**REQUIREMENT**
Your task is to retype each line of the data below exactly.

Collected data entries
---------------
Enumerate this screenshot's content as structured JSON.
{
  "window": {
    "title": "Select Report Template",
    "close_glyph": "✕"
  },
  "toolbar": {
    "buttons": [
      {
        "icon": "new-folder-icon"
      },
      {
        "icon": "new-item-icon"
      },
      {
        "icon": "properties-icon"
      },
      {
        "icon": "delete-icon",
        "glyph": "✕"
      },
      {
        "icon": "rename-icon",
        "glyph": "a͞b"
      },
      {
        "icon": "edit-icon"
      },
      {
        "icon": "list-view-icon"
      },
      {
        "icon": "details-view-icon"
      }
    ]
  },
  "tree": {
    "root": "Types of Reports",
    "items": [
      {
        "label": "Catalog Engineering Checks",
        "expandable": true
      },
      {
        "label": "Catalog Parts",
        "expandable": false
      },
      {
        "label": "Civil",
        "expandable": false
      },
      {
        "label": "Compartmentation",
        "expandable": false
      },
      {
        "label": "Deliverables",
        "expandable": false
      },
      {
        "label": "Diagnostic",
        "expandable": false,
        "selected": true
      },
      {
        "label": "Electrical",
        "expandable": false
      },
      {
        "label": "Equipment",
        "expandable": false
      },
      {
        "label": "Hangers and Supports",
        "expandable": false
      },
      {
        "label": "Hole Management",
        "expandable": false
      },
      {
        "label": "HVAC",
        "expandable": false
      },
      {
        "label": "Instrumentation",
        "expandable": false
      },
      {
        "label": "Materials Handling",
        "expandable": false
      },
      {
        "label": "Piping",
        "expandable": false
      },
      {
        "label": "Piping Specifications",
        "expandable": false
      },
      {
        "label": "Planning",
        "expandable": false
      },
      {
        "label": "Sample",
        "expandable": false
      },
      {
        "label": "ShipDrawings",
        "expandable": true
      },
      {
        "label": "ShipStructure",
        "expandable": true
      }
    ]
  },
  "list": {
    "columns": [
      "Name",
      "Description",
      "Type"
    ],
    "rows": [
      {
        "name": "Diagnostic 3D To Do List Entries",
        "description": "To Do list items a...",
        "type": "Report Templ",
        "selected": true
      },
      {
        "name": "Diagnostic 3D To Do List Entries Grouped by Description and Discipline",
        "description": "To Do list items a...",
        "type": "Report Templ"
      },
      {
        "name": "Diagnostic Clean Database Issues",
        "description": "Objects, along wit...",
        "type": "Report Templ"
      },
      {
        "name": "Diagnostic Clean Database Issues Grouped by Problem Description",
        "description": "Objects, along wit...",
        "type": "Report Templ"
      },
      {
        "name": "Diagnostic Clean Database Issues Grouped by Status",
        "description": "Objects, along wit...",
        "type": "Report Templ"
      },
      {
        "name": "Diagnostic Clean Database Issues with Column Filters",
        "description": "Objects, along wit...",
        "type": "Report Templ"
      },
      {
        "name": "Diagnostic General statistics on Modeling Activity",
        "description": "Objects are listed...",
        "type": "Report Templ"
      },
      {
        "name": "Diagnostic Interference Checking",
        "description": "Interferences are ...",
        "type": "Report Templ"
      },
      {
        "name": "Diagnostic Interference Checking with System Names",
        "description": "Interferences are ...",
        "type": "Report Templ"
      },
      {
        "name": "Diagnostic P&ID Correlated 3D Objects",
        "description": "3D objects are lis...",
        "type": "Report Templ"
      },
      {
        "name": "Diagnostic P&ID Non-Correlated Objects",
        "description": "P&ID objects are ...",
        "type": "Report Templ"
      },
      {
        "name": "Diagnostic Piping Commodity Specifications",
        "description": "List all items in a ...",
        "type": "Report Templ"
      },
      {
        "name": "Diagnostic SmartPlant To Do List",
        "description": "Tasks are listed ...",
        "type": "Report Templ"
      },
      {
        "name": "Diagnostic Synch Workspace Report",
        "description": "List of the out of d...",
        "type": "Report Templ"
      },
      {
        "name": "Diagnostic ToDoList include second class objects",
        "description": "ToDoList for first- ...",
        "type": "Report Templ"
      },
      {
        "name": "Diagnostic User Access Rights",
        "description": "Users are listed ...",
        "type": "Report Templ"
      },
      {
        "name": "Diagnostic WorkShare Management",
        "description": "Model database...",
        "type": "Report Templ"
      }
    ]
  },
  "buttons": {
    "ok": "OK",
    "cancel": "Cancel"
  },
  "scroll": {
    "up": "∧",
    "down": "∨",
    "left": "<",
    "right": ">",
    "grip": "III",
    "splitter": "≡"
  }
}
---------------
**REPLY**
Enumerate this screenshot's content as structured JSON.
{
  "window": {
    "title": "Select Report Template",
    "close_glyph": "✕"
  },
  "toolbar": {
    "buttons": [
      {
        "icon": "new-folder-icon"
      },
      {
        "icon": "new-item-icon"
      },
      {
        "icon": "properties-icon"
      },
      {
        "icon": "delete-icon",
        "glyph": "✕"
      },
      {
        "icon": "rename-icon",
        "glyph": "a͞b"
      },
      {
        "icon": "edit-icon"
      },
      {
        "icon": "list-view-icon"
      },
      {
        "icon": "details-view-icon"
      }
    ]
  },
  "tree": {
    "root": "Types of Reports",
    "items": [
      {
        "label": "Catalog Engineering Checks",
        "expandable": true
      },
      {
        "label": "Catalog Parts",
        "expandable": false
      },
      {
        "label": "Civil",
        "expandable": false
      },
      {
        "label": "Compartmentation",
        "expandable": false
      },
      {
        "label": "Deliverables",
        "expandable": false
      },
      {
        "label": "Diagnostic",
        "expandable": false,
        "selected": true
      },
      {
        "label": "Electrical",
        "expandable": false
      },
      {
        "label": "Equipment",
        "expandable": false
      },
      {
        "label": "Hangers and Supports",
        "expandable": false
      },
      {
        "label": "Hole Management",
        "expandable": false
      },
      {
        "label": "HVAC",
        "expandable": false
      },
      {
        "label": "Instrumentation",
        "expandable": false
      },
      {
        "label": "Materials Handling",
        "expandable": false
      },
      {
        "label": "Piping",
        "expandable": false
      },
      {
        "label": "Piping Specifications",
        "expandable": false
      },
      {
        "label": "Planning",
        "expandable": false
      },
      {
        "label": "Sample",
        "expandable": false
      },
      {
        "label": "ShipDrawings",
        "expandable": true
      },
      {
        "label": "ShipStructure",
        "expandable": true
      }
    ]
  },
  "list": {
    "columns": [
      "Name",
      "Description",
      "Type"
    ],
    "rows": [
      {
        "name": "Diagnostic 3D To Do List Entries",
        "description": "To Do list items a...",
        "type": "Report Templ",
        "selected": true
      },
      {
        "name": "Diagnostic 3D To Do List Entries Grouped by Description and Discipline",
        "description": "To Do list items a...",
        "type": "Report Templ"
      },
      {
        "name": "Diagnostic Clean Database Issues",
        "description": "Objects, along wit...",
        "type": "Report Templ"
      },
      {
        "name": "Diagnostic Clean Database Issues Grouped by Problem Description",
        "description": "Objects, along wit...",
        "type": "Report Templ"
      },
      {
        "name": "Diagnostic Clean Database Issues Grouped by Status",
        "description": "Objects, along wit...",
        "type": "Report Templ"
      },
      {
        "name": "Diagnostic Clean Database Issues with Column Filters",
        "description": "Objects, along wit...",
        "type": "Report Templ"
      },
      {
        "name": "Diagnostic General statistics on Modeling Activity",
        "description": "Objects are listed...",
        "type": "Report Templ"
      },
      {
        "name": "Diagnostic Interference Checking",
        "description": "Interferences are ...",
        "type": "Report Templ"
      },
      {
        "name": "Diagnostic Interference Checking with System Names",
        "description": "Interferences are ...",
        "type": "Report Templ"
      },
      {
        "name": "Diagnostic P&ID Correlated 3D Objects",
        "description": "3D objects are lis...",
        "type": "Report Templ"
      },
      {
        "name": "Diagnostic P&ID Non-Correlated Objects",
        "description": "P&ID objects are ...",
        "type": "Report Templ"
      },
      {
        "name": "Diagnostic Piping Commodity Specifications",
        "description": "List all items in a ...",
        "type": "Report Templ"
      },
      {
        "name": "Diagnostic SmartPlant To Do List",
        "description": "Tasks are listed ...",
        "type": "Report Templ"
      },
      {
        "name": "Diagnostic Synch Workspace Report",
        "description": "List of the out of d...",
        "type": "Report Templ"
      },
      {
        "name": "Diagnostic ToDoList include second class objects",
        "description": "ToDoList for first- ...",
        "type": "Report Templ"
      },
      {
        "name": "Diagnostic User Access Rights",
        "description": "Users are listed ...",
        "type": "Report Templ"
      },
      {
        "name": "Diagnostic WorkShare Management",
        "description": "Model database...",
        "type": "Report Templ"
      }
    ]
  },
  "buttons": {
    "ok": "OK",
    "cancel": "Cancel"
  },
  "scroll": {
    "up": "∧",
    "down": "∨",
    "left": "<",
    "right": ">",
    "grip": "III",
    "splitter": "≡"
  }
}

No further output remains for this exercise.